◆ Stored records:
------------
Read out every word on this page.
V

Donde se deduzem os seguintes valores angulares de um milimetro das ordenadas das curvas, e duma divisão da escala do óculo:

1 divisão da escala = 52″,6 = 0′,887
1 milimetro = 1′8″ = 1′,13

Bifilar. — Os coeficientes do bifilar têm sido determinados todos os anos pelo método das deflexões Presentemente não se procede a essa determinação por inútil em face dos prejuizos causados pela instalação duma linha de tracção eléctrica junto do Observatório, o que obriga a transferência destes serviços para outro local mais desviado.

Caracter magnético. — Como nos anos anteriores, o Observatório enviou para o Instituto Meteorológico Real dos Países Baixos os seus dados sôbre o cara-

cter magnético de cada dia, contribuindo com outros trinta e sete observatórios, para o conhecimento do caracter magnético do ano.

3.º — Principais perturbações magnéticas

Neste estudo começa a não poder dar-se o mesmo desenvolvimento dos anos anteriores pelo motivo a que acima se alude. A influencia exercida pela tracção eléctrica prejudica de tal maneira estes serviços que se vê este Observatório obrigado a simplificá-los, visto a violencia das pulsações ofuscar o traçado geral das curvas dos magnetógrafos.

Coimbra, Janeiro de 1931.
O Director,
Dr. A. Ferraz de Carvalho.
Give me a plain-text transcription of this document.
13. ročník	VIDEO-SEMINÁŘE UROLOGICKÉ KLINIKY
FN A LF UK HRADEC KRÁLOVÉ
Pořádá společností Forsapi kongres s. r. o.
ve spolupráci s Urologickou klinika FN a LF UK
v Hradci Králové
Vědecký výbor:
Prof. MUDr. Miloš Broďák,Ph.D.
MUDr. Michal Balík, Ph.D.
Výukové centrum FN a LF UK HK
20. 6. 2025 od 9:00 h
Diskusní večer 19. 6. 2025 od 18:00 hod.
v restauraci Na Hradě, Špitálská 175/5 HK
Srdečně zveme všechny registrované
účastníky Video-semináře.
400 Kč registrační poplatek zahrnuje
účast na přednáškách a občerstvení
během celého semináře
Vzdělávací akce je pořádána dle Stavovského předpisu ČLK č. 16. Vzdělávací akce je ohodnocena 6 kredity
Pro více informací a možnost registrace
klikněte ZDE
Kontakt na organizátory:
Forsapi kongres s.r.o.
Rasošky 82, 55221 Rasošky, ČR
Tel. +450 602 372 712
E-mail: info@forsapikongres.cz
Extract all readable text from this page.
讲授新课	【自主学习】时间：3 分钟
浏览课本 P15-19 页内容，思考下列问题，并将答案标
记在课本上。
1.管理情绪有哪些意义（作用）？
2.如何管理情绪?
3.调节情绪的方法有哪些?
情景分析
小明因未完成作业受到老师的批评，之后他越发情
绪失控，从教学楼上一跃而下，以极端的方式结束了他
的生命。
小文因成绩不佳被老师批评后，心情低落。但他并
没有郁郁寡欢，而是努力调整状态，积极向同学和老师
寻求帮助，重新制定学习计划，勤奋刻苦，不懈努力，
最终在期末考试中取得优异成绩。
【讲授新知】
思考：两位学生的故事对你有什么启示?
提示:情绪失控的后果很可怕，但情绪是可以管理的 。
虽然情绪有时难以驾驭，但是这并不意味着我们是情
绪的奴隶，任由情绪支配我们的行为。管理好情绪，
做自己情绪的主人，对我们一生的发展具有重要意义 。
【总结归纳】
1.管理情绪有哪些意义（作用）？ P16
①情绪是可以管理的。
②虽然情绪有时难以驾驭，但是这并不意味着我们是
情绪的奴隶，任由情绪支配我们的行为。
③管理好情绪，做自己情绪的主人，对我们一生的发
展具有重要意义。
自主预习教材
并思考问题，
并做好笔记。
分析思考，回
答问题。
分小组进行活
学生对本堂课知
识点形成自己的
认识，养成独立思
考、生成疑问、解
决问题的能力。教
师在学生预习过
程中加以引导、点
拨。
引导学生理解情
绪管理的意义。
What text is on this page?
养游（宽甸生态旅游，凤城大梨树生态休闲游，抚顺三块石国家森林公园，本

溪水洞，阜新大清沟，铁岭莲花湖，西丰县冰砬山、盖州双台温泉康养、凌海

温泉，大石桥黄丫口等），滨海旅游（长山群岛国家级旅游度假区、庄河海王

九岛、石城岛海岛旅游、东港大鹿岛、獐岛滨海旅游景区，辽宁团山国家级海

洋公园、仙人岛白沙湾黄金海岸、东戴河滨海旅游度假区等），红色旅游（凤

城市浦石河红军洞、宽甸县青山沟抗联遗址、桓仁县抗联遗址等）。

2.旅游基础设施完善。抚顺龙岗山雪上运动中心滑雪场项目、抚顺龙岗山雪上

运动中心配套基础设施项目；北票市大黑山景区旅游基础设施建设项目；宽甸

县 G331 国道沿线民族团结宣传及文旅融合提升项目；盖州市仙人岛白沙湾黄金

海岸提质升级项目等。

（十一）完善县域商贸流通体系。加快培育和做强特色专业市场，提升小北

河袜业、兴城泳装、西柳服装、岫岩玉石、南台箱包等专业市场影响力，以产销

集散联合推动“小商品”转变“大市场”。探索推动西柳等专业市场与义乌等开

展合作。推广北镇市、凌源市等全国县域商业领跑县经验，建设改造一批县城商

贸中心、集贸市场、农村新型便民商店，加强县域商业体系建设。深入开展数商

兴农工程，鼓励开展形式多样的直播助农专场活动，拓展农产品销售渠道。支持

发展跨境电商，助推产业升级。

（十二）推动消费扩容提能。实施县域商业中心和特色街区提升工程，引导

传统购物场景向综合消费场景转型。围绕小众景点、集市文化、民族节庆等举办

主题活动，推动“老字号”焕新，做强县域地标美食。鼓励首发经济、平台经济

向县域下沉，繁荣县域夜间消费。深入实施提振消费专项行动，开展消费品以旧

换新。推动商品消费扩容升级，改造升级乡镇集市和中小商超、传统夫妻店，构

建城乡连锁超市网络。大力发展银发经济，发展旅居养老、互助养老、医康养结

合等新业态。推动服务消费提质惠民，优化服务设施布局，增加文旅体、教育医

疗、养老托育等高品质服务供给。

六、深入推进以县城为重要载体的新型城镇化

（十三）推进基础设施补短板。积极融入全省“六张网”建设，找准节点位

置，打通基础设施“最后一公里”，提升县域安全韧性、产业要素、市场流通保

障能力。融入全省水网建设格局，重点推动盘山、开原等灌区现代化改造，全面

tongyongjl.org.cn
------------
◆ Challenge: Return the full listing, character for character.

◆ Task result:
Read out every word on this page.
V

Donde se deduzem os seguintes valores angulares de um milimetro das ordenadas das curvas, e duma divisão da escala do óculo:

1 divisão da escala = 52″,6 = 0′,887
1 milimetro = 1′8″ = 1′,13

Bifilar. — Os coeficientes do bifilar têm sido determinados todos os anos pelo método das deflexões Presentemente não se procede a essa determinação por inútil em face dos prejuizos causados pela instalação duma linha de tracção eléctrica junto do Observatório, o que obriga a transferência destes serviços para outro local mais desviado.

Caracter magnético. — Como nos anos anteriores, o Observatório enviou para o Instituto Meteorológico Real dos Países Baixos os seus dados sôbre o cara-

cter magnético de cada dia, contribuindo com outros trinta e sete observatórios, para o conhecimento do caracter magnético do ano.

3.º — Principais perturbações magnéticas

Neste estudo começa a não poder dar-se o mesmo desenvolvimento dos anos anteriores pelo motivo a que acima se alude. A influencia exercida pela tracção eléctrica prejudica de tal maneira estes serviços que se vê este Observatório obrigado a simplificá-los, visto a violencia das pulsações ofuscar o traçado geral das curvas dos magnetógrafos.

Coimbra, Janeiro de 1931.
O Director,
Dr. A. Ferraz de Carvalho.
Give me a plain-text transcription of this document.
13. ročník	VIDEO-SEMINÁŘE UROLOGICKÉ KLINIKY
FN A LF UK HRADEC KRÁLOVÉ
Pořádá společností Forsapi kongres s. r. o.
ve spolupráci s Urologickou klinika FN a LF UK
v Hradci Králové
Vědecký výbor:
Prof. MUDr. Miloš Broďák,Ph.D.
MUDr. Michal Balík, Ph.D.
Výukové centrum FN a LF UK HK
20. 6. 2025 od 9:00 h
Diskusní večer 19. 6. 2025 od 18:00 hod.
v restauraci Na Hradě, Špitálská 175/5 HK
Srdečně zveme všechny registrované
účastníky Video-semináře.
400 Kč registrační poplatek zahrnuje
účast na přednáškách a občerstvení
během celého semináře
Vzdělávací akce je pořádána dle Stavovského předpisu ČLK č. 16. Vzdělávací akce je ohodnocena 6 kredity
Pro více informací a možnost registrace
klikněte ZDE
Kontakt na organizátory:
Forsapi kongres s.r.o.
Rasošky 82, 55221 Rasošky, ČR
Tel. +450 602 372 712
E-mail: info@forsapikongres.cz
Extract all readable text from this page.
讲授新课	【自主学习】时间：3 分钟
浏览课本 P15-19 页内容，思考下列问题，并将答案标
记在课本上。
1.管理情绪有哪些意义（作用）？
2.如何管理情绪?
3.调节情绪的方法有哪些?
情景分析
小明因未完成作业受到老师的批评，之后他越发情
绪失控，从教学楼上一跃而下，以极端的方式结束了他
的生命。
小文因成绩不佳被老师批评后，心情低落。但他并
没有郁郁寡欢，而是努力调整状态，积极向同学和老师
寻求帮助，重新制定学习计划，勤奋刻苦，不懈努力，
最终在期末考试中取得优异成绩。
【讲授新知】
思考：两位学生的故事对你有什么启示?
提示:情绪失控的后果很可怕，但情绪是可以管理的 。
虽然情绪有时难以驾驭，但是这并不意味着我们是情
绪的奴隶，任由情绪支配我们的行为。管理好情绪，
做自己情绪的主人，对我们一生的发展具有重要意义 。
【总结归纳】
1.管理情绪有哪些意义（作用）？ P16
①情绪是可以管理的。
②虽然情绪有时难以驾驭，但是这并不意味着我们是
情绪的奴隶，任由情绪支配我们的行为。
③管理好情绪，做自己情绪的主人，对我们一生的发
展具有重要意义。
自主预习教材
并思考问题，
并做好笔记。
分析思考，回
答问题。
分小组进行活
学生对本堂课知
识点形成自己的
认识，养成独立思
考、生成疑问、解
决问题的能力。教
师在学生预习过
程中加以引导、点
拨。
引导学生理解情
绪管理的意义。
What text is on this page?
养游（宽甸生态旅游，凤城大梨树生态休闲游，抚顺三块石国家森林公园，本

溪水洞，阜新大清沟，铁岭莲花湖，西丰县冰砬山、盖州双台温泉康养、凌海

温泉，大石桥黄丫口等），滨海旅游（长山群岛国家级旅游度假区、庄河海王

九岛、石城岛海岛旅游、东港大鹿岛、獐岛滨海旅游景区，辽宁团山国家级海

洋公园、仙人岛白沙湾黄金海岸、东戴河滨海旅游度假区等），红色旅游（凤

城市浦石河红军洞、宽甸县青山沟抗联遗址、桓仁县抗联遗址等）。

2.旅游基础设施完善。抚顺龙岗山雪上运动中心滑雪场项目、抚顺龙岗山雪上

运动中心配套基础设施项目；北票市大黑山景区旅游基础设施建设项目；宽甸

县 G331 国道沿线民族团结宣传及文旅融合提升项目；盖州市仙人岛白沙湾黄金

海岸提质升级项目等。

（十一）完善县域商贸流通体系。加快培育和做强特色专业市场，提升小北

河袜业、兴城泳装、西柳服装、岫岩玉石、南台箱包等专业市场影响力，以产销

集散联合推动“小商品”转变“大市场”。探索推动西柳等专业市场与义乌等开

展合作。推广北镇市、凌源市等全国县域商业领跑县经验，建设改造一批县城商

贸中心、集贸市场、农村新型便民商店，加强县域商业体系建设。深入开展数商

兴农工程，鼓励开展形式多样的直播助农专场活动，拓展农产品销售渠道。支持

发展跨境电商，助推产业升级。

（十二）推动消费扩容提能。实施县域商业中心和特色街区提升工程，引导

传统购物场景向综合消费场景转型。围绕小众景点、集市文化、民族节庆等举办

主题活动，推动“老字号”焕新，做强县域地标美食。鼓励首发经济、平台经济

向县域下沉，繁荣县域夜间消费。深入实施提振消费专项行动，开展消费品以旧

换新。推动商品消费扩容升级，改造升级乡镇集市和中小商超、传统夫妻店，构

建城乡连锁超市网络。大力发展银发经济，发展旅居养老、互助养老、医康养结

合等新业态。推动服务消费提质惠民，优化服务设施布局，增加文旅体、教育医

疗、养老托育等高品质服务供给。

六、深入推进以县城为重要载体的新型城镇化

（十三）推进基础设施补短板。积极融入全省“六张网”建设，找准节点位

置，打通基础设施“最后一公里”，提升县域安全韧性、产业要素、市场流通保

障能力。融入全省水网建设格局，重点推动盘山、开原等灌区现代化改造，全面

tongyongjl.org.cn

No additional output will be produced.